## begin Data provided
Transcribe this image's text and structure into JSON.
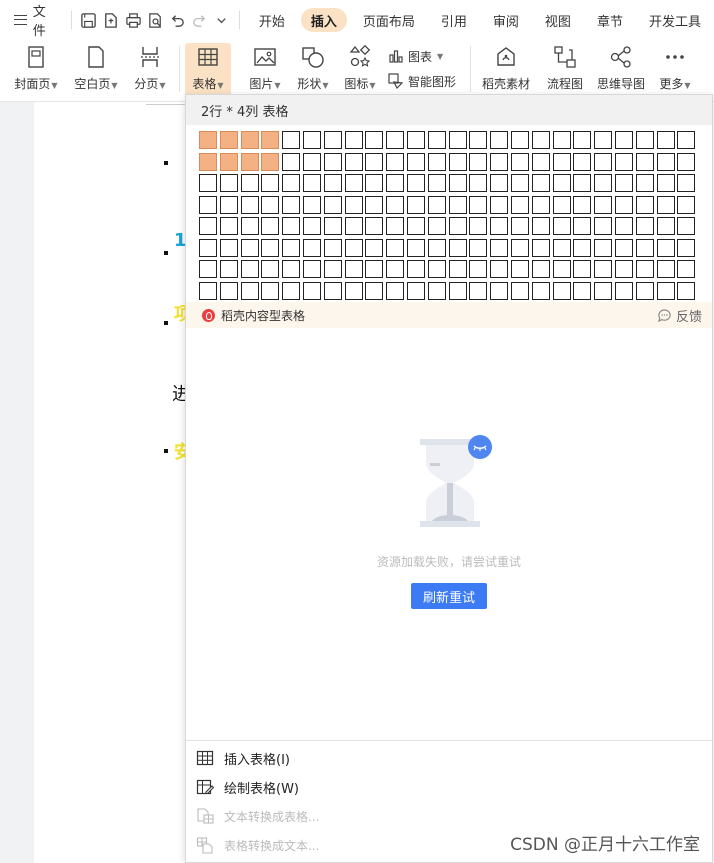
{
  "topbar": {
    "file_label": "文件",
    "quick_access_icons": [
      "save-icon",
      "export-pdf-icon",
      "print-icon",
      "print-preview-icon",
      "undo-icon",
      "redo-icon",
      "more-chevron-icon"
    ],
    "tabs": [
      {
        "label": "开始",
        "active": false
      },
      {
        "label": "插入",
        "active": true
      },
      {
        "label": "页面布局",
        "active": false
      },
      {
        "label": "引用",
        "active": false
      },
      {
        "label": "审阅",
        "active": false
      },
      {
        "label": "视图",
        "active": false
      },
      {
        "label": "章节",
        "active": false
      },
      {
        "label": "开发工具",
        "active": false
      }
    ]
  },
  "ribbon": {
    "cover_page": "封面页",
    "blank_page": "空白页",
    "page_break": "分页",
    "table": "表格",
    "picture": "图片",
    "shape": "形状",
    "icon": "图标",
    "chart": "图表",
    "smart_art": "智能图形",
    "docer_material": "稻壳素材",
    "flowchart": "流程图",
    "mind_map": "思维导图",
    "more": "更多"
  },
  "document": {
    "items": [
      "1",
      "项",
      "进",
      "安"
    ]
  },
  "table_panel": {
    "grid_label": "2行 * 4列 表格",
    "grid_rows": 8,
    "grid_cols": 24,
    "selected_rows": 2,
    "selected_cols": 4,
    "docer_label": "稻壳内容型表格",
    "feedback_label": "反馈",
    "fail_message": "资源加载失败，请尝试重试",
    "refresh_label": "刷新重试",
    "menu": [
      {
        "label": "插入表格(I)",
        "icon": "insert-table-icon",
        "enabled": true
      },
      {
        "label": "绘制表格(W)",
        "icon": "draw-table-icon",
        "enabled": true
      },
      {
        "label": "文本转换成表格...",
        "icon": "text-to-table-icon",
        "enabled": false
      },
      {
        "label": "表格转换成文本...",
        "icon": "table-to-text-icon",
        "enabled": false
      }
    ]
  },
  "colors": {
    "accent": "#3d7bf5",
    "tab_active_bg": "#fbe2c4",
    "selected_cell": "#f4b183"
  },
  "watermark": "CSDN @正月十六工作室"
}
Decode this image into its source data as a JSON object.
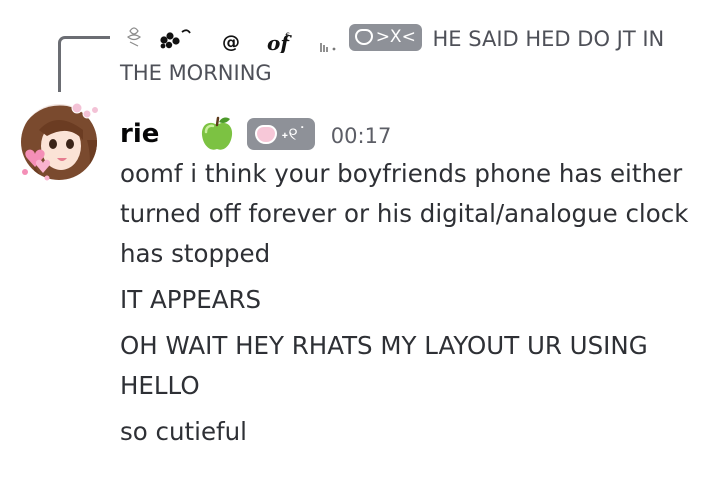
{
  "reply": {
    "author_tag": ">ⵝ<",
    "text": "HE SAID HED DO JT IN THE MORNING"
  },
  "message": {
    "username": "rie",
    "guild_tag": "˖୧˙",
    "timestamp": "00:17",
    "lines": [
      "oomf i think your boyfriends phone has either turned off forever or his digital/analogue clock has stopped",
      "IT APPEARS",
      "OH WAIT HEY RHATS MY LAYOUT UR USING HELLO",
      "so cutieful"
    ]
  },
  "icons": {
    "reply": "reply-spine-icon",
    "avatar": "anime-girl-avatar",
    "badge": "green-apple-icon",
    "tag": "heart-icon"
  },
  "colors": {
    "tag_background": "#8e9198",
    "username": "#060607",
    "text": "#2e3035",
    "timestamp": "#5c5e66"
  }
}
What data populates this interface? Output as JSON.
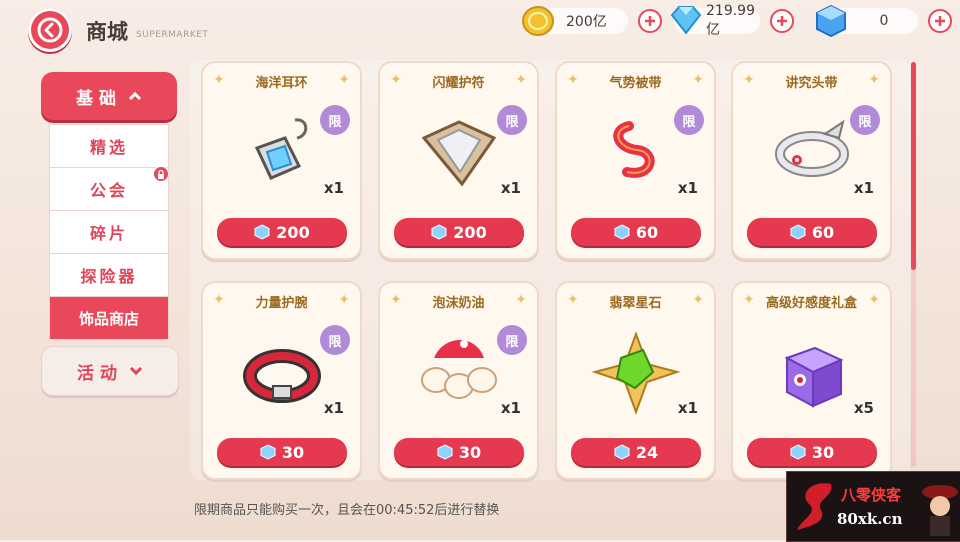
{
  "header": {
    "title": "商城",
    "subtitle": "SUPERMARKET"
  },
  "currencies": [
    {
      "name": "coin-icon",
      "value": "200亿"
    },
    {
      "name": "diamond-icon",
      "value": "219.99亿"
    },
    {
      "name": "crystal-cube-icon",
      "value": "0"
    }
  ],
  "sidebar": {
    "top": {
      "label": "基础",
      "icon": "chevron-up-icon"
    },
    "items": [
      {
        "label": "精选"
      },
      {
        "label": "公会",
        "locked": true
      },
      {
        "label": "碎片"
      },
      {
        "label": "探险器"
      },
      {
        "label": "饰品商店",
        "active": true
      }
    ],
    "bottom": {
      "label": "活动",
      "icon": "chevron-down-icon"
    }
  },
  "items": [
    {
      "name": "海洋耳环",
      "qty": "x1",
      "price": "200",
      "limited": "限",
      "icon": "ocean-earring-icon"
    },
    {
      "name": "闪耀护符",
      "qty": "x1",
      "price": "200",
      "limited": "限",
      "icon": "shining-amulet-icon"
    },
    {
      "name": "气势被带",
      "qty": "x1",
      "price": "60",
      "limited": "限",
      "icon": "ribbon-icon"
    },
    {
      "name": "讲究头带",
      "qty": "x1",
      "price": "60",
      "limited": "限",
      "icon": "headband-icon"
    },
    {
      "name": "力量护腕",
      "qty": "x1",
      "price": "30",
      "limited": "限",
      "icon": "wristband-icon"
    },
    {
      "name": "泡沫奶油",
      "qty": "x1",
      "price": "30",
      "limited": "限",
      "icon": "whipped-cream-icon"
    },
    {
      "name": "翡翠星石",
      "qty": "x1",
      "price": "24",
      "limited": "",
      "icon": "emerald-star-icon"
    },
    {
      "name": "高级好感度礼盒",
      "qty": "x5",
      "price": "30",
      "limited": "",
      "icon": "gift-box-icon"
    }
  ],
  "notice": "限期商品只能购买一次，且会在00:45:52后进行替换",
  "watermark": {
    "line1": "八零侠客",
    "line2": "80xk.cn"
  },
  "colors": {
    "accent": "#e8485a",
    "card_title": "#9c6a1f",
    "limit_badge": "#b18ad8"
  }
}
## end Data provided
Reproduce the material above verbatim; omit every picture.

Transcribe this image's text and structure into JSON.
{
  "topbar": {
    "file_label": "文件",
    "quick_access_icons": [
      "save-icon",
      "export-pdf-icon",
      "print-icon",
      "print-preview-icon",
      "undo-icon",
      "redo-icon",
      "more-chevron-icon"
    ],
    "tabs": [
      {
        "label": "开始",
        "active": false
      },
      {
        "label": "插入",
        "active": true
      },
      {
        "label": "页面布局",
        "active": false
      },
      {
        "label": "引用",
        "active": false
      },
      {
        "label": "审阅",
        "active": false
      },
      {
        "label": "视图",
        "active": false
      },
      {
        "label": "章节",
        "active": false
      },
      {
        "label": "开发工具",
        "active": false
      }
    ]
  },
  "ribbon": {
    "cover_page": "封面页",
    "blank_page": "空白页",
    "page_break": "分页",
    "table": "表格",
    "picture": "图片",
    "shape": "形状",
    "icon": "图标",
    "chart": "图表",
    "smart_art": "智能图形",
    "docer_material": "稻壳素材",
    "flowchart": "流程图",
    "mind_map": "思维导图",
    "more": "更多"
  },
  "document": {
    "items": [
      "1",
      "项",
      "进",
      "安"
    ]
  },
  "table_panel": {
    "grid_label": "2行 * 4列 表格",
    "grid_rows": 8,
    "grid_cols": 24,
    "selected_rows": 2,
    "selected_cols": 4,
    "docer_label": "稻壳内容型表格",
    "feedback_label": "反馈",
    "fail_message": "资源加载失败，请尝试重试",
    "refresh_label": "刷新重试",
    "menu": [
      {
        "label": "插入表格(I)",
        "icon": "insert-table-icon",
        "enabled": true
      },
      {
        "label": "绘制表格(W)",
        "icon": "draw-table-icon",
        "enabled": true
      },
      {
        "label": "文本转换成表格...",
        "icon": "text-to-table-icon",
        "enabled": false
      },
      {
        "label": "表格转换成文本...",
        "icon": "table-to-text-icon",
        "enabled": false
      }
    ]
  },
  "colors": {
    "accent": "#3d7bf5",
    "tab_active_bg": "#fbe2c4",
    "selected_cell": "#f4b183"
  },
  "watermark": "CSDN @正月十六工作室"
}
Decode this image into its source data as a JSON object.
{
  "reply": {
    "author_tag": ">ⵝ<",
    "text": "HE SAID HED DO JT IN THE MORNING"
  },
  "message": {
    "username": "rie",
    "guild_tag": "˖୧˙",
    "timestamp": "00:17",
    "lines": [
      "oomf i think your boyfriends phone has either turned off forever or his digital/analogue clock has stopped",
      "IT APPEARS",
      "OH WAIT HEY RHATS MY LAYOUT UR USING HELLO",
      "so cutieful"
    ]
  },
  "icons": {
    "reply": "reply-spine-icon",
    "avatar": "anime-girl-avatar",
    "badge": "green-apple-icon",
    "tag": "heart-icon"
  },
  "colors": {
    "tag_background": "#8e9198",
    "username": "#060607",
    "text": "#2e3035",
    "timestamp": "#5c5e66"
  }
}
What data populates this interface? Output as JSON.
{
  "header": {
    "title": "商城",
    "subtitle": "SUPERMARKET"
  },
  "currencies": [
    {
      "name": "coin-icon",
      "value": "200亿"
    },
    {
      "name": "diamond-icon",
      "value": "219.99亿"
    },
    {
      "name": "crystal-cube-icon",
      "value": "0"
    }
  ],
  "sidebar": {
    "top": {
      "label": "基础",
      "icon": "chevron-up-icon"
    },
    "items": [
      {
        "label": "精选"
      },
      {
        "label": "公会",
        "locked": true
      },
      {
        "label": "碎片"
      },
      {
        "label": "探险器"
      },
      {
        "label": "饰品商店",
        "active": true
      }
    ],
    "bottom": {
      "label": "活动",
      "icon": "chevron-down-icon"
    }
  },
  "items": [
    {
      "name": "海洋耳环",
      "qty": "x1",
      "price": "200",
      "limited": "限",
      "icon": "ocean-earring-icon"
    },
    {
      "name": "闪耀护符",
      "qty": "x1",
      "price": "200",
      "limited": "限",
      "icon": "shining-amulet-icon"
    },
    {
      "name": "气势被带",
      "qty": "x1",
      "price": "60",
      "limited": "限",
      "icon": "ribbon-icon"
    },
    {
      "name": "讲究头带",
      "qty": "x1",
      "price": "60",
      "limited": "限",
      "icon": "headband-icon"
    },
    {
      "name": "力量护腕",
      "qty": "x1",
      "price": "30",
      "limited": "限",
      "icon": "wristband-icon"
    },
    {
      "name": "泡沫奶油",
      "qty": "x1",
      "price": "30",
      "limited": "限",
      "icon": "whipped-cream-icon"
    },
    {
      "name": "翡翠星石",
      "qty": "x1",
      "price": "24",
      "limited": "",
      "icon": "emerald-star-icon"
    },
    {
      "name": "高级好感度礼盒",
      "qty": "x5",
      "price": "30",
      "limited": "",
      "icon": "gift-box-icon"
    }
  ],
  "notice": "限期商品只能购买一次，且会在00:45:52后进行替换",
  "watermark": {
    "line1": "八零侠客",
    "line2": "80xk.cn"
  },
  "colors": {
    "accent": "#e8485a",
    "card_title": "#9c6a1f",
    "limit_badge": "#b18ad8"
  }
}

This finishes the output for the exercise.